[Stored entries]
········

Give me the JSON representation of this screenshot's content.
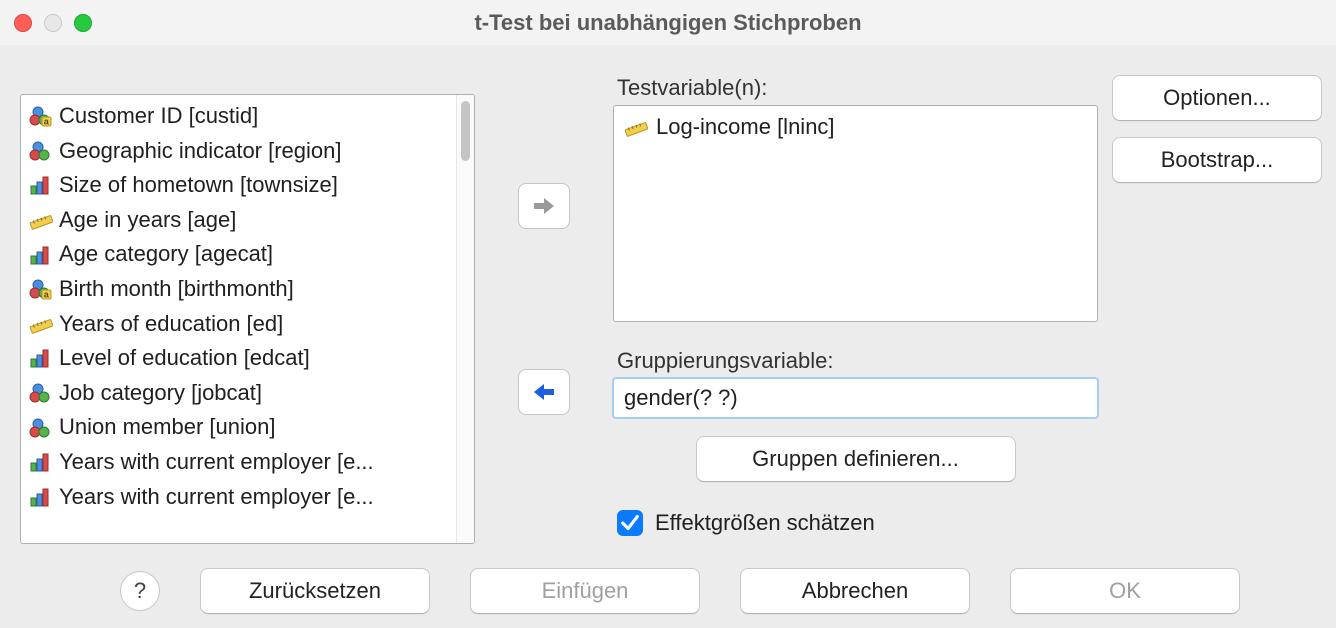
{
  "title": "t-Test bei unabhängigen Stichproben",
  "labels": {
    "test_vars": "Testvariable(n):",
    "group_var": "Gruppierungsvariable:",
    "effect_sizes": "Effektgrößen schätzen"
  },
  "variables": [
    {
      "icon": "nominal",
      "label": "Customer ID [custid]"
    },
    {
      "icon": "nominal",
      "label": "Geographic indicator [region]"
    },
    {
      "icon": "ordinal",
      "label": "Size of hometown [townsize]"
    },
    {
      "icon": "scale",
      "label": "Age in years [age]"
    },
    {
      "icon": "ordinal",
      "label": "Age category [agecat]"
    },
    {
      "icon": "nominal",
      "label": "Birth month [birthmonth]"
    },
    {
      "icon": "scale",
      "label": "Years of education [ed]"
    },
    {
      "icon": "ordinal",
      "label": "Level of education [edcat]"
    },
    {
      "icon": "nominal",
      "label": "Job category [jobcat]"
    },
    {
      "icon": "nominal",
      "label": "Union member [union]"
    },
    {
      "icon": "ordinal",
      "label": "Years with current employer [e..."
    },
    {
      "icon": "ordinal",
      "label": "Years with current employer [e..."
    }
  ],
  "test_variables": [
    {
      "icon": "scale",
      "label": "Log-income [lninc]"
    }
  ],
  "group_value": "gender(? ?)",
  "effect_sizes_checked": true,
  "buttons": {
    "options": "Optionen...",
    "bootstrap": "Bootstrap...",
    "define_groups": "Gruppen definieren...",
    "reset": "Zurücksetzen",
    "paste": "Einfügen",
    "cancel": "Abbrechen",
    "ok": "OK",
    "help": "?"
  }
}
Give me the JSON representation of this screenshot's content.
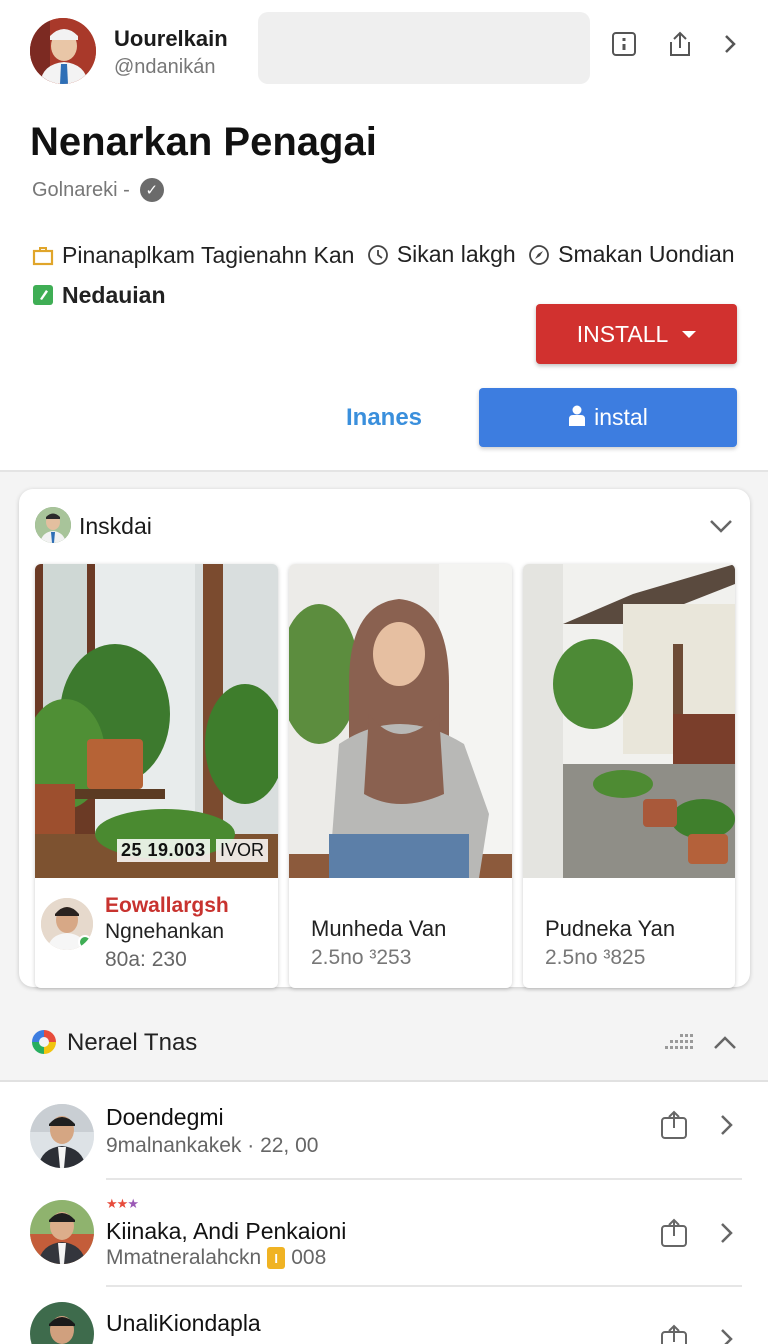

········

Pictures are to be left out; the records above must be repeated word for word.

* [Written solution]
Give me the JSON representation of this screenshot's content.
{
  "title": "t-Test bei unabhängigen Stichproben",
  "labels": {
    "test_vars": "Testvariable(n):",
    "group_var": "Gruppierungsvariable:",
    "effect_sizes": "Effektgrößen schätzen"
  },
  "variables": [
    {
      "icon": "nominal",
      "label": "Customer ID [custid]"
    },
    {
      "icon": "nominal",
      "label": "Geographic indicator [region]"
    },
    {
      "icon": "ordinal",
      "label": "Size of hometown [townsize]"
    },
    {
      "icon": "scale",
      "label": "Age in years [age]"
    },
    {
      "icon": "ordinal",
      "label": "Age category [agecat]"
    },
    {
      "icon": "nominal",
      "label": "Birth month [birthmonth]"
    },
    {
      "icon": "scale",
      "label": "Years of education [ed]"
    },
    {
      "icon": "ordinal",
      "label": "Level of education [edcat]"
    },
    {
      "icon": "nominal",
      "label": "Job category [jobcat]"
    },
    {
      "icon": "nominal",
      "label": "Union member [union]"
    },
    {
      "icon": "ordinal",
      "label": "Years with current employer [e..."
    },
    {
      "icon": "ordinal",
      "label": "Years with current employer [e..."
    }
  ],
  "test_variables": [
    {
      "icon": "scale",
      "label": "Log-income [lninc]"
    }
  ],
  "group_value": "gender(? ?)",
  "effect_sizes_checked": true,
  "buttons": {
    "options": "Optionen...",
    "bootstrap": "Bootstrap...",
    "define_groups": "Gruppen definieren...",
    "reset": "Zurücksetzen",
    "paste": "Einfügen",
    "cancel": "Abbrechen",
    "ok": "OK",
    "help": "?"
  }
}
Give me the JSON representation of this screenshot's content.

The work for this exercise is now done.